## Source passage

------------

# Do you prefer Modern or Classic and why?



## MiniHunterHorseFan (Nov 10, 2007)

I've never had a Shetland, except the pony I had when I was 5. Which do you prefer, Modern and Classic. And what makes the difference? And can you get a Modern under 38in so it can be an AMHR over?


----------



## Leeana (Nov 10, 2007)

Hello,

Yes there have been moderns under 38'', actually i believe Michigans Heart Breaker was ASPC/AMHR registerd and he is a modern. I know their have been more as well.

I prefer the classics




. I would suggest someone looking to start with the shetlands start with the classics, then watch the moderns and if you really have your heart set on the moderns then go for it. I think it would be much easier to go from minis to classics, rather then go from minis to moderns lol. It takes ALLOT of money to keep a modern shod, then agian, you could also look into the modern pleasure division as all the fancy plates, shoes ext are not required nor weights ext. I LOVE the moderns, nothing is more beautiful then a modern fine harness horse, i drool watching those classes! I like allot of action and allot of refinement and tude' so the shetland pony is right up my ally



. I am sure someday i'll get a modern just for fun, for now the classics will take care of my addiction



.

I've been doing the shetlands for only two years and i have seen every class and all the behind the scenes work ext and i just do not feel ready to show a modern at the moment. Thats a little ways off still for Leeana ...

I like the classics, larger classics ALTHOUGH hopefully someday i can try my hand with a modern. The classics are just beautiful and so gracefull and full of spunk. I have a foundation gelding too, however, i like the taller classics.

------------

## Material
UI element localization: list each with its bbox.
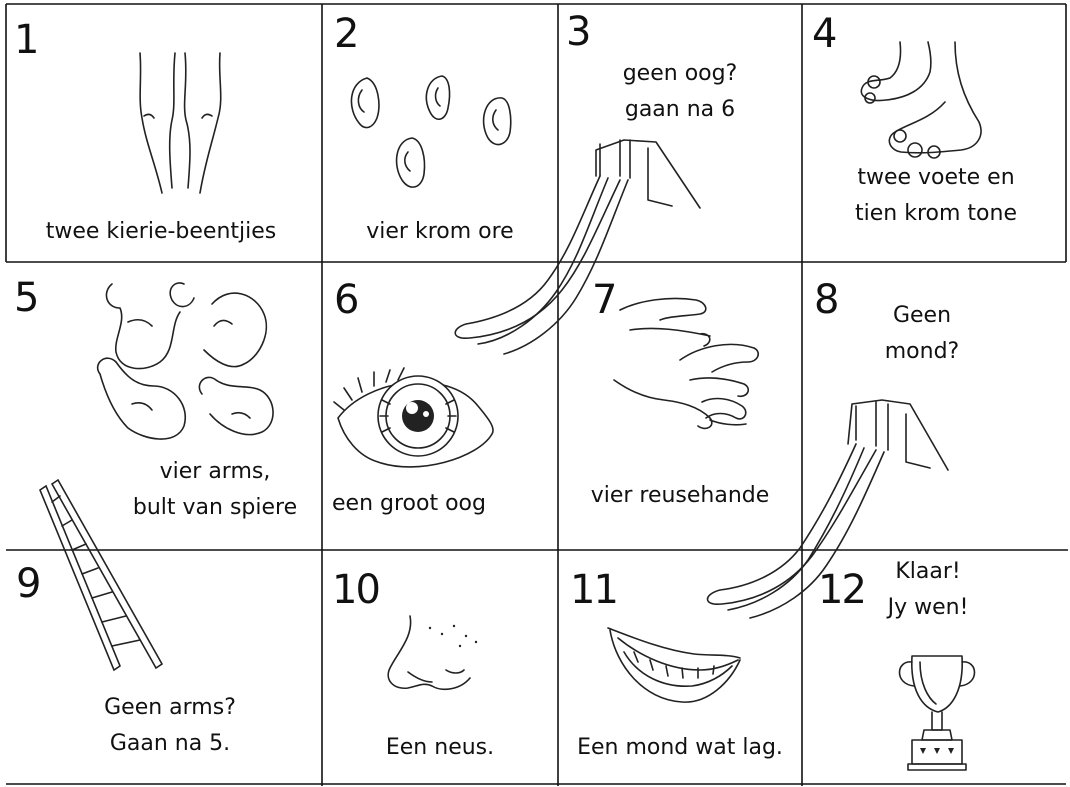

------------

## Task set
1. Answer these questions from the Shetland thread:
(a) Which pony does Leeana name as a modern that was registered with both ASPC and AMHR?
(b) At what age did MiniHunterHorseFan have a pony?
(c) For how long has Leeana been doing Shetlands?
2. According to the Shetland thread, which items are not required in the modern pleasure division? List them all.
The listing above comes from a different source than the Shetland thread.

## The solutions
1.
(a) Michigans Heart Breaker
(b) 5
(c) Two years

2. Fancy plates, shoes, weights